In the entries below, identify every line with the string "Grosso" and copy it.
--- Material supplied ---
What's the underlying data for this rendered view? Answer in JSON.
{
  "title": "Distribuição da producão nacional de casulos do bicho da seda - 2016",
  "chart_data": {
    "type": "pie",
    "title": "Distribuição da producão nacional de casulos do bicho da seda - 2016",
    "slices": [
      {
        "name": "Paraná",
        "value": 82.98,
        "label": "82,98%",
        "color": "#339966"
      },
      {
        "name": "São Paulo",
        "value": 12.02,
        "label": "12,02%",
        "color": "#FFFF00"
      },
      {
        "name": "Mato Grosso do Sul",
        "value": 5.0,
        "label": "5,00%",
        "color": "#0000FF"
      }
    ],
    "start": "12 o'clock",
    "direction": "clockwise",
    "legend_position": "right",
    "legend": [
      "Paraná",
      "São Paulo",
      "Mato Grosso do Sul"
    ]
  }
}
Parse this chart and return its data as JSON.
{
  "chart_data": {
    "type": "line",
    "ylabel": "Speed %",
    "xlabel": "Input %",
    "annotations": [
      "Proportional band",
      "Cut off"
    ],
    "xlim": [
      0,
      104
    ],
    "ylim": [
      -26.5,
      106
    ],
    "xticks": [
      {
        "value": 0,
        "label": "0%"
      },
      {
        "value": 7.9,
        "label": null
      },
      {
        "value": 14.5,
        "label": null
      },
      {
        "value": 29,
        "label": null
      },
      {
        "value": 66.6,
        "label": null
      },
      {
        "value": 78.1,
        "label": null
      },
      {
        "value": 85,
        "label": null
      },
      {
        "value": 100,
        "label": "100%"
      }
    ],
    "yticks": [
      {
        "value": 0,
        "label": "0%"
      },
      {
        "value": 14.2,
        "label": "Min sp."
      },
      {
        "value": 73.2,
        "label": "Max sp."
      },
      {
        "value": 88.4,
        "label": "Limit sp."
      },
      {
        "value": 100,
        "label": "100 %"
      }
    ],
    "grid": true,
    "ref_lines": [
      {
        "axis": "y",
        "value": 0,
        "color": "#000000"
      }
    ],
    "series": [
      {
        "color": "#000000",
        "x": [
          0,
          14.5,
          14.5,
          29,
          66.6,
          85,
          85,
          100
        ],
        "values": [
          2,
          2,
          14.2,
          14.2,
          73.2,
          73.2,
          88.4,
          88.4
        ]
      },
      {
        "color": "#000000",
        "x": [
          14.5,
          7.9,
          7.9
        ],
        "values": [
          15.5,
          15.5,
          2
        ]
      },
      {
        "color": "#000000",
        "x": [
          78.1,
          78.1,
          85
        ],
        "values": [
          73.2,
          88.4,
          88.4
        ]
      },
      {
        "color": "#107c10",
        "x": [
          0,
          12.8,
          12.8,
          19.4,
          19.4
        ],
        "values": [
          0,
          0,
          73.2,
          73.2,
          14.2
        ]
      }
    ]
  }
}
---
» **Solution**
        "name": "Mato Grosso do Sul",
      "Mato Grosso do Sul"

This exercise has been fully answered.